# INSTRUÇÃO A:
Redigite o trecho do texto sobre democracia e Judiciário, começando em "Verdade que nosso" e terminando em "os colocou lá.".
# INSTRUÇÃO B:
Dê continuidade ao texto sobre democracia e Judiciário a partir da última frase apresentada.

# TEXTO BASE:
# # # # # # #

É exatamente o que vivemos em nome de nossa democracia (leiam a coluna da semana passada). A lei disfarça o super poder nas mãos de alguns, ela (a lei) esconde as raposas. Vive-se um autoritarismo travestido de democracia. Porém, alguns tiranos, quando não mais conseguem retornar ao ponto de representar os interesses da maioria do povo novamente, passam a ser dispensáveis em nome da manutenção de ‘salvadores’ maiores da pátria e em nome, sempre, da democracia.
Verdade que nosso sistema representativo é falho desde que nasceu, mas no Judiciário brasileiro, não temos eleições, portanto, é muito mais provável que tiranos se estabeleçam no ‘canetaço’ da lei a favor de quem os colocou lá.
Assim, também passam a ser dispensáveis, pois o ‘grande irmão’ (leiam o livro 1984) precisa, como diz Maquiavel, PARECER bom, justo e correto. Deste modo, é normal nas democracias ‘relativas’ que se corte a cabeça de um para que os outros permaneçam no poder com a aparência do bem.
As mensagens ‘milagrosamente’ vazadas pelo mesmo jornalista da ‘vaza jato’ e que comprovam o que todos já sabiam sobre o Judiciário Brasileiro, tem algum propósito maior (acreditem!). O delator vai sobreviver como herói, mas ele mesmo colocou a raposa lá.
A Suprema Corte e o Tribunal Superior Eleitoral trabalharam em conjunto para a perseguição política e produção de provas. Para quem não é da área jurídica, tenham uma única certeza: O Judiciário é (e deve ser) INERTE! O magistrado (incluindo Desembargadores e Ministros) ficam sentadinhos esperando ser ‘provocados’ através de processos movidos pelas partes – cidadãos comuns por seus advogados ou pelo Ministério Público (ou Procuradorias). Juiz não produz prova! E muito menos fica no Instagram, no Twitter (agora X) ou no TikTok procurando quem processar.

# # # # # # #

# DADOS:

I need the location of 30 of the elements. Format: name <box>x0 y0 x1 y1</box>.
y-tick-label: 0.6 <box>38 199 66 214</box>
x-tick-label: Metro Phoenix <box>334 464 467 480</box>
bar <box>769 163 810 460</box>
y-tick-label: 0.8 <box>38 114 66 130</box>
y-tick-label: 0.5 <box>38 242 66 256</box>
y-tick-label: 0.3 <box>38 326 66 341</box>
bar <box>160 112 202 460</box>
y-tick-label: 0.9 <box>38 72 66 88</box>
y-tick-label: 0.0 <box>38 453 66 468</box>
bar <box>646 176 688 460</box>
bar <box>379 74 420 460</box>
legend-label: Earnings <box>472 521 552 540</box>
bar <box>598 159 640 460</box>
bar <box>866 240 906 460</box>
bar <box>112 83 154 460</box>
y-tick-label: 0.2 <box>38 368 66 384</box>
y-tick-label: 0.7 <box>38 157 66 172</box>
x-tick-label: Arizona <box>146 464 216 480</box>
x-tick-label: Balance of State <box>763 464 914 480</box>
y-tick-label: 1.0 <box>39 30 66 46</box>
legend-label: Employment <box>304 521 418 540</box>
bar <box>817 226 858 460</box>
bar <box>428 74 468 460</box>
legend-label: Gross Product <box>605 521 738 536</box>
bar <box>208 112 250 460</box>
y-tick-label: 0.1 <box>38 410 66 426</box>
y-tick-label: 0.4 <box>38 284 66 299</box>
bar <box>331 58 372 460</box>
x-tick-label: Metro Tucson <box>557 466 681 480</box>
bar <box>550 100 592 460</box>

# # # # # # #

# RESULTADO A:
Verdade que nosso sistema representativo é falho desde que nasceu, mas no Judiciário brasileiro, não temos eleições, portanto, é muito mais provável que tiranos se estabeleçam no ‘canetaço’ da lei a favor de quem os colocou lá.

# RESULTADO B:
A revelação apresentada no Jornal ‘Folha de São Paulo’ mostra que o Ministro Alexandre de Moraes determinava, extraoficialmente e por WhatsApp, aos seus assessores tanto do TSE quando do STF a produção de provas contra quem apresentasse qualquer discordância consigo ou com a Corte ou duvidasse do sistema eleitoral brasileiro, colocando tudo na conta do tal inquérito das Fake News. Os atos ‘extraoficiais’ são, na verdade, INCONSTITUCIONAIS. Algumas leis disfarçadas de bem em nome da democracia, não foram aprovadas (ainda).
Veja-se que tivemos condenações neste país baseada apenas em conversas em grupo privado de WhatsApp, o que em Direito chamamos de PRECEDENTE que pode embasar novas condenações em mesmo sentido. Será? Alguma cabeça vai rolar com esses prints divulgados?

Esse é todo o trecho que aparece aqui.